[What to work on]
Take from the listing each line that has the string "TOTAL".

Items listed in a dataset
* * * * * * * * *
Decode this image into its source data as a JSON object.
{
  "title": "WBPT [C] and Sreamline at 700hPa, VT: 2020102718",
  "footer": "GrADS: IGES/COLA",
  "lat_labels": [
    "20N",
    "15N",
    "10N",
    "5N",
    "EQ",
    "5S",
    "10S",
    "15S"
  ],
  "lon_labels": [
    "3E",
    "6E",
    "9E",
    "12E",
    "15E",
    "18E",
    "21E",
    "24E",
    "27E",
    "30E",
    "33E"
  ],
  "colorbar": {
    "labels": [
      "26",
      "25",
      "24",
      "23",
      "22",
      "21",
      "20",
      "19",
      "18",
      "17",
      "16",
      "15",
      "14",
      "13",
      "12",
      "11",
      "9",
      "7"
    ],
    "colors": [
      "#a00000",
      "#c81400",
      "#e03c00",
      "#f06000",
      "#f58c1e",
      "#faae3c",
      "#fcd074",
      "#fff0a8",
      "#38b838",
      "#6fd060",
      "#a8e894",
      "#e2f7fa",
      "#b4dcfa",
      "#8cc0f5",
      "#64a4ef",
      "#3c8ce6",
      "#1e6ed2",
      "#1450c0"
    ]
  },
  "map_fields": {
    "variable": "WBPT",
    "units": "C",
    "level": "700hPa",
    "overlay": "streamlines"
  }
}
* * * * * * * * *
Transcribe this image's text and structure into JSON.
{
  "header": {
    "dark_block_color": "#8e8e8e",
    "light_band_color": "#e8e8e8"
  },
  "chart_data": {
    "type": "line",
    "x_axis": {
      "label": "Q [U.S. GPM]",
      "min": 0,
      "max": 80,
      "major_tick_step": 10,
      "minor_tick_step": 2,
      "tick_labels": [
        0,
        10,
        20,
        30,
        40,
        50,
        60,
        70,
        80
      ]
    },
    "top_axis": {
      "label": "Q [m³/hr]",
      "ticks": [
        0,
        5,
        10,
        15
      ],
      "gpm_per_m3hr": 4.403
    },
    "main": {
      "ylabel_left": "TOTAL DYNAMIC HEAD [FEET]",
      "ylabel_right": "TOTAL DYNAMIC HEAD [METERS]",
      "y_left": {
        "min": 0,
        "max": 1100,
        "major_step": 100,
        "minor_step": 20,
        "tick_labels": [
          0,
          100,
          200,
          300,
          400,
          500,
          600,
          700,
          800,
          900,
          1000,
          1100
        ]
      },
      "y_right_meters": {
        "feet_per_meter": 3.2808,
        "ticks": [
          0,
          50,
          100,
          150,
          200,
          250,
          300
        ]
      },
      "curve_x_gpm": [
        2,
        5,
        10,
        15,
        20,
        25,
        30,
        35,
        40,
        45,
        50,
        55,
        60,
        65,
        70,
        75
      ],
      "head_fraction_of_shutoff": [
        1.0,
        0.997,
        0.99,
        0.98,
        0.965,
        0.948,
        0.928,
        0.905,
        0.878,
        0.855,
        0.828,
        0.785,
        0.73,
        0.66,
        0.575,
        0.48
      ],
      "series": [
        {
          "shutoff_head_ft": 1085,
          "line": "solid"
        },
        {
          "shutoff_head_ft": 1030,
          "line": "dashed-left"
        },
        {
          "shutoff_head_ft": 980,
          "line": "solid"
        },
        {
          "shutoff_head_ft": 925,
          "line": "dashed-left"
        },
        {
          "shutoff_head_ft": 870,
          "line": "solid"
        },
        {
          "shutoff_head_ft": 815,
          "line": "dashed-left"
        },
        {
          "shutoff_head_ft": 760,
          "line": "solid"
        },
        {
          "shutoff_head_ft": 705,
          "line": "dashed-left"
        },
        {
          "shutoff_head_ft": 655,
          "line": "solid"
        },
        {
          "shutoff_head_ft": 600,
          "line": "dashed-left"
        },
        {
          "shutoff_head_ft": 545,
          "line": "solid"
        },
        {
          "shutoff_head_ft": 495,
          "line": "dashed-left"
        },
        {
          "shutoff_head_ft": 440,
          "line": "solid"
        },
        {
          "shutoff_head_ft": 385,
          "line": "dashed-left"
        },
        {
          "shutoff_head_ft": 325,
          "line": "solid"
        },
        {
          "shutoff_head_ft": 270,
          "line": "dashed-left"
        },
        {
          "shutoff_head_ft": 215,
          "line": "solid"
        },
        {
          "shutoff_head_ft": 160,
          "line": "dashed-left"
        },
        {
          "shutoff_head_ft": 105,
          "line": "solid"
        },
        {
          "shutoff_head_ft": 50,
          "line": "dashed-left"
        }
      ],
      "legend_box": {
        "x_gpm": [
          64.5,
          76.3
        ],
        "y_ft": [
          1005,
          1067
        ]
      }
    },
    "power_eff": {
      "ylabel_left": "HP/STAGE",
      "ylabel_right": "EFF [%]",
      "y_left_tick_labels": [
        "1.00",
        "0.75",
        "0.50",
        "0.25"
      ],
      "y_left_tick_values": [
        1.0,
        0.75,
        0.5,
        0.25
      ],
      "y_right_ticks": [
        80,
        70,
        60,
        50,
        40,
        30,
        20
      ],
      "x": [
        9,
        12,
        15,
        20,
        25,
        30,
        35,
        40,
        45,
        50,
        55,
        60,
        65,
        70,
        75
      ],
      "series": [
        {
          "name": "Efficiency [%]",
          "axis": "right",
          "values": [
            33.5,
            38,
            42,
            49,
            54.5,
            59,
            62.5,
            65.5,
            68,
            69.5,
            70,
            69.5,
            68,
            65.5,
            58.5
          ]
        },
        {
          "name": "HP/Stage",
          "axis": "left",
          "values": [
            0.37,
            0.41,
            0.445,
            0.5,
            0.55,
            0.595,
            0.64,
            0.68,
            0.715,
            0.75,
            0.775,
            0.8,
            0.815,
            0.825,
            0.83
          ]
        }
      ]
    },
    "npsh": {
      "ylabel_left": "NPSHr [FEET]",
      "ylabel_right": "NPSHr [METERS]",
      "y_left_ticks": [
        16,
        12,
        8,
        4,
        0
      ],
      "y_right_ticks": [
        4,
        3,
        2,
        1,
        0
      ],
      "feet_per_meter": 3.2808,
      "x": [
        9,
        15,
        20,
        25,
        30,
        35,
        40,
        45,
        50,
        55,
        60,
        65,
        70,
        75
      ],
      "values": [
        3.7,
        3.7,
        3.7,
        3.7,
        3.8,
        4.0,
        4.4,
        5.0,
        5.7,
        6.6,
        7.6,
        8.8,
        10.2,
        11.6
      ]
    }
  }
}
* * * * * * * * *
[In response]
      "ylabel_left": "TOTAL DYNAMIC HEAD [FEET]",
      "ylabel_right": "TOTAL DYNAMIC HEAD [METERS]",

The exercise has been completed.